(Testo fornito):
▽

Santa Scorese, 23 anni, studentessa e attivista cattolica. Uccisa dall’uomo che la perseguitava da anni
Paolo del Colle (Bari), 16 Marzo 1991
“Vorrei avere le ali di un’aquila / e spiccare voli sempre più alti / verso di Te, che sei l’Altissimo/ e non accontentarmi delle basse quote” – Santa Scorese, 3 agosto 1989
Titoli & Articoli
“O me o Dio”: la storia di Santa Scorese, uccisa da uno stalker con 14 coltellate (FanPage – 26 luglio 2011)
Santa Scorese, studentessa e attivista cattolica, è stata assassinata con 14 coltellate il 16 marzo 1991 a Palo Del Colle (Bari). Aveva solo 23 anni. A sferrare i fendenti mortali fu Giuseppe, giovane con disturbi psichici cacciato dal seminario e ossessionato da due cose: la religione e Santa. La morte della ragazza è stata considerata ‘martirio’ dalla Chiesa cattolica, che ha avviato il processo di beatificazione.

△

(Esercizio): Modifica il testo su Santa Scorese trascrivendolo a partire da "Santa Scorese, studentessa" e terminando con "processo di beatificazione.", ma con "sacrificio" al posto di "martirio". Le righe riportate di seguito non hanno alcun rapporto con il testo.

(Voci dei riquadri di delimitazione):

▽

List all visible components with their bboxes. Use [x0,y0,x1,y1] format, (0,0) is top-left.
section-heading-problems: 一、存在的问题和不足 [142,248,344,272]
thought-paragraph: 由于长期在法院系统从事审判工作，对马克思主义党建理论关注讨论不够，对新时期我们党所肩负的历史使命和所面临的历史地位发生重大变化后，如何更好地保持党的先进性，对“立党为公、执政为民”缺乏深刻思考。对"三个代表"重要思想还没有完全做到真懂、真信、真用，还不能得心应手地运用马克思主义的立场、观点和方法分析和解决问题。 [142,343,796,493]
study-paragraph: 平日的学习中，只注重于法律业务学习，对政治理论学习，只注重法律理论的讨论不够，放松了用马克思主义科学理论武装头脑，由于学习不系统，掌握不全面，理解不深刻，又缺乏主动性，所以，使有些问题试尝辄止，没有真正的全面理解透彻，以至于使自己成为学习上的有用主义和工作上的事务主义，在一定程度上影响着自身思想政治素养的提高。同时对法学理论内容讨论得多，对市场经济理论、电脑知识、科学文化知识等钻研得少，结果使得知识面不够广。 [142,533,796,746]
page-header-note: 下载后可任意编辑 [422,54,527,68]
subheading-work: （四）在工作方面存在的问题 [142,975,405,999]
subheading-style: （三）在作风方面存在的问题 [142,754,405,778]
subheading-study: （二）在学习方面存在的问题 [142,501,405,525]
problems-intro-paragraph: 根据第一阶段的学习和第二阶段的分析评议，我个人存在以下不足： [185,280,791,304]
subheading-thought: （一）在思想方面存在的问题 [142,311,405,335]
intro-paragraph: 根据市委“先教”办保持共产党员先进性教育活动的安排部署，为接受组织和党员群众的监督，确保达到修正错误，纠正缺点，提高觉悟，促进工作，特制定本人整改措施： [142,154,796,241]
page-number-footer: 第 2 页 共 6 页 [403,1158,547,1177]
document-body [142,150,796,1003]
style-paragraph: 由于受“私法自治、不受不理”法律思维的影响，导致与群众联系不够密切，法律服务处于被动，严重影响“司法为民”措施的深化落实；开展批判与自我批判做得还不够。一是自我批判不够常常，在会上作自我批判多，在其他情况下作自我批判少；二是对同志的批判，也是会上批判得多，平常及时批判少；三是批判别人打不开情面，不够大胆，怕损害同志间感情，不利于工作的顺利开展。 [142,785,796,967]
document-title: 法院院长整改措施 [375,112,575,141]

△

(Soluzione proposta):
Santa Scorese, studentessa e attivista cattolica, è stata assassinata con 14 coltellate il 16 marzo 1991 a Palo Del Colle (Bari). Aveva solo 23 anni. A sferrare i fendenti mortali fu Giuseppe, giovane con disturbi psichici cacciato dal seminario e ossessionato da due cose: la religione e Santa. La morte della ragazza è stata considerata ‘sacrificio’ dalla Chiesa cattolica, che ha avviato il processo di beatificazione.